### Your instructions:
Copy out every one of the rows below word for word and in the same order.

Element placement data:
--------------------

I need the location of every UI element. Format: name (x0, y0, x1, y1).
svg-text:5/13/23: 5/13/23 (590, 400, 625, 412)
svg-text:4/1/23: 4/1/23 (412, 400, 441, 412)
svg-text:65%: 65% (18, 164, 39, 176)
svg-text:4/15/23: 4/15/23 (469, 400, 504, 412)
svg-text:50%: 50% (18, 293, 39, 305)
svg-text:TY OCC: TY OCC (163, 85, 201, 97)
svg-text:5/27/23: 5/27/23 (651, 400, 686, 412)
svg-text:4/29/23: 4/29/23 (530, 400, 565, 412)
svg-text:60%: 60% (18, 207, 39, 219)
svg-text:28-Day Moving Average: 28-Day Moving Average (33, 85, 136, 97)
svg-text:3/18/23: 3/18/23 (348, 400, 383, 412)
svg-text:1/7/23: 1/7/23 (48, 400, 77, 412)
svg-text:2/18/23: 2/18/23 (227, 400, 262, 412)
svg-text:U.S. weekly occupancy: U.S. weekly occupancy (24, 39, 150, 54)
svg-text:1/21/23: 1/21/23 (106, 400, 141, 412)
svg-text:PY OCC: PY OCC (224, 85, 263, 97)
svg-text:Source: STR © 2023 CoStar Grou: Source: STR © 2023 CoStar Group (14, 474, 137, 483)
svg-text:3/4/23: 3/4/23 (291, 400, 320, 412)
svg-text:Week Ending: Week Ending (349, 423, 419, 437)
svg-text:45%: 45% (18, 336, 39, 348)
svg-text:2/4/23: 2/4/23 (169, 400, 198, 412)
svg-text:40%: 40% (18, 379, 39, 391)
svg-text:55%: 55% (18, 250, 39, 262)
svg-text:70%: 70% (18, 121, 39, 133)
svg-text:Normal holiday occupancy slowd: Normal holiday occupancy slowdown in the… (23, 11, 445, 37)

--------------------

### Solution to this problem:
I need the location of every UI element. Format: name (x0, y0, x1, y1).
svg-text:5/13/23: 5/13/23 (590, 400, 625, 412)
svg-text:4/1/23: 4/1/23 (412, 400, 441, 412)
svg-text:65%: 65% (18, 164, 39, 176)
svg-text:4/15/23: 4/15/23 (469, 400, 504, 412)
svg-text:50%: 50% (18, 293, 39, 305)
svg-text:TY OCC: TY OCC (163, 85, 201, 97)
svg-text:5/27/23: 5/27/23 (651, 400, 686, 412)
svg-text:4/29/23: 4/29/23 (530, 400, 565, 412)
svg-text:60%: 60% (18, 207, 39, 219)
svg-text:28-Day Moving Average: 28-Day Moving Average (33, 85, 136, 97)
svg-text:3/18/23: 3/18/23 (348, 400, 383, 412)
svg-text:1/7/23: 1/7/23 (48, 400, 77, 412)
svg-text:2/18/23: 2/18/23 (227, 400, 262, 412)
svg-text:U.S. weekly occupancy: U.S. weekly occupancy (24, 39, 150, 54)
svg-text:1/21/23: 1/21/23 (106, 400, 141, 412)
svg-text:PY OCC: PY OCC (224, 85, 263, 97)
svg-text:Source: STR © 2023 CoStar Grou: Source: STR © 2023 CoStar Group (14, 474, 137, 483)
svg-text:3/4/23: 3/4/23 (291, 400, 320, 412)
svg-text:Week Ending: Week Ending (349, 423, 419, 437)
svg-text:45%: 45% (18, 336, 39, 348)
svg-text:2/4/23: 2/4/23 (169, 400, 198, 412)
svg-text:40%: 40% (18, 379, 39, 391)
svg-text:55%: 55% (18, 250, 39, 262)
svg-text:70%: 70% (18, 121, 39, 133)
svg-text:Normal holiday occupancy slowd: Normal holiday occupancy slowdown in the… (23, 11, 445, 37)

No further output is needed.